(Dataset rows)
^^^^^^^^

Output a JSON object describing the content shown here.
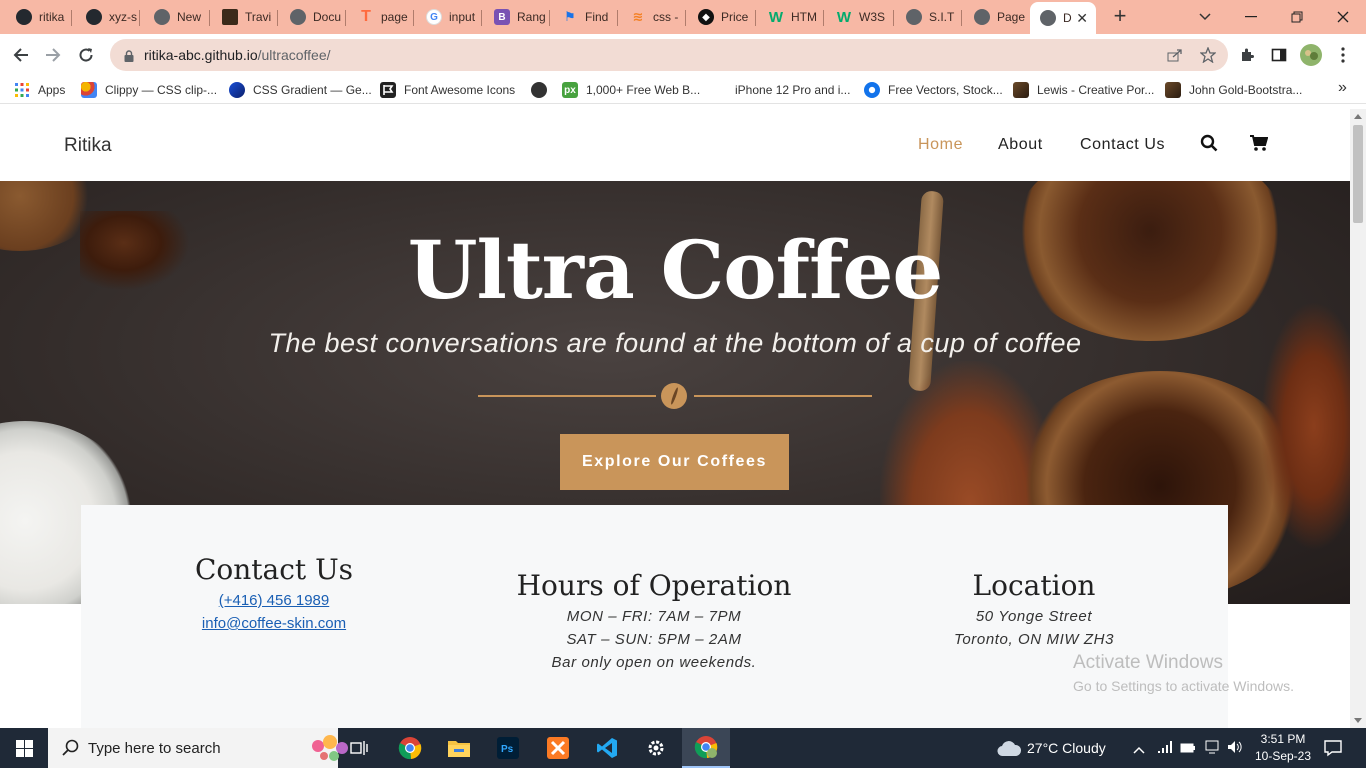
{
  "browser": {
    "tabs": [
      {
        "label": "ritika",
        "icon": "github-icon",
        "color": "#24292f"
      },
      {
        "label": "xyz-s",
        "icon": "github-icon",
        "color": "#24292f"
      },
      {
        "label": "New",
        "icon": "chrome-icon",
        "color": "#5f6368"
      },
      {
        "label": "Travi",
        "icon": "travis-icon",
        "color": "#3b2a1a"
      },
      {
        "label": "Docu",
        "icon": "globe-icon",
        "color": "#5f6368"
      },
      {
        "label": "page",
        "icon": "t-logo-icon",
        "color": "#ff6a3d"
      },
      {
        "label": "input",
        "icon": "google-icon",
        "color": "#4285f4"
      },
      {
        "label": "Rang",
        "icon": "bootstrap-icon",
        "color": "#7952b3"
      },
      {
        "label": "Find",
        "icon": "flag-icon",
        "color": "#1a73e8"
      },
      {
        "label": "css -",
        "icon": "stackoverflow-icon",
        "color": "#f48024"
      },
      {
        "label": "Price",
        "icon": "codepen-icon",
        "color": "#111111"
      },
      {
        "label": "HTM",
        "icon": "w3-icon",
        "color": "#04aa6d"
      },
      {
        "label": "W3S",
        "icon": "w3-icon",
        "color": "#04aa6d"
      },
      {
        "label": "S.I.T",
        "icon": "globe-icon",
        "color": "#5f6368"
      },
      {
        "label": "Page",
        "icon": "globe-icon",
        "color": "#5f6368"
      },
      {
        "label": "D",
        "icon": "globe-icon",
        "color": "#5f6368",
        "active": true
      }
    ],
    "new_tab": "+",
    "url_host": "ritika-abc.github.io",
    "url_path": "/ultracoffee/",
    "bookmarks": [
      {
        "label": "Apps",
        "icon": "apps-grid-icon",
        "color": "#4285f4"
      },
      {
        "label": "Clippy — CSS clip-...",
        "icon": "clippy-icon",
        "color": "#f4b400"
      },
      {
        "label": "CSS Gradient — Ge...",
        "icon": "css-gradient-icon",
        "color": "#1a4fd8"
      },
      {
        "label": "Font Awesome Icons",
        "icon": "font-awesome-icon",
        "color": "#222222"
      },
      {
        "label": "",
        "icon": "globe-icon",
        "color": "#333333"
      },
      {
        "label": "1,000+ Free Web B...",
        "icon": "pixabay-icon",
        "color": "#48a23f"
      },
      {
        "label": "iPhone 12 Pro and i...",
        "icon": "apple-icon",
        "color": "#222222"
      },
      {
        "label": "Free Vectors, Stock...",
        "icon": "freepik-icon",
        "color": "#1273eb"
      },
      {
        "label": "Lewis - Creative Por...",
        "icon": "portfolio-icon",
        "color": "#3b2a1a"
      },
      {
        "label": "John Gold-Bootstra...",
        "icon": "portfolio-icon",
        "color": "#3b2a1a"
      }
    ],
    "more_bookmarks": "»"
  },
  "site": {
    "brand": "Ritika",
    "nav": [
      {
        "label": "Home",
        "active": true
      },
      {
        "label": "About",
        "active": false
      },
      {
        "label": "Contact Us",
        "active": false
      }
    ],
    "accent_color": "#c9955a",
    "hero": {
      "title": "Ultra Coffee",
      "subtitle": "The best conversations are found at the bottom of a cup of coffee",
      "cta": "Explore Our Coffees"
    },
    "info": {
      "contact": {
        "title": "Contact Us",
        "phone": "(+416) 456 1989",
        "email": "info@coffee-skin.com"
      },
      "hours": {
        "title": "Hours of Operation",
        "lines": [
          "MON – FRI: 7AM – 7PM",
          "SAT – SUN: 5PM – 2AM",
          "Bar only open on weekends."
        ]
      },
      "location": {
        "title": "Location",
        "lines": [
          "50 Yonge Street",
          "Toronto, ON MIW ZH3"
        ]
      }
    }
  },
  "watermark": {
    "line1": "Activate Windows",
    "line2": "Go to Settings to activate Windows."
  },
  "taskbar": {
    "search_placeholder": "Type here to search",
    "apps": [
      {
        "name": "task-view-icon"
      },
      {
        "name": "chrome-icon"
      },
      {
        "name": "file-explorer-icon"
      },
      {
        "name": "photoshop-icon"
      },
      {
        "name": "xampp-icon"
      },
      {
        "name": "vscode-icon"
      },
      {
        "name": "settings-icon"
      },
      {
        "name": "chrome-profile-icon",
        "active": true
      }
    ],
    "weather": "27°C  Cloudy",
    "time": "3:51 PM",
    "date": "10-Sep-23"
  }
}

^^^^^^^^

• [Given task]
Go through the listing above and return every line where the word "chrome" occurs.

• [Solution for this task]
        "icon": "chrome-icon",
        "name": "chrome-icon"
        "name": "chrome-profile-icon",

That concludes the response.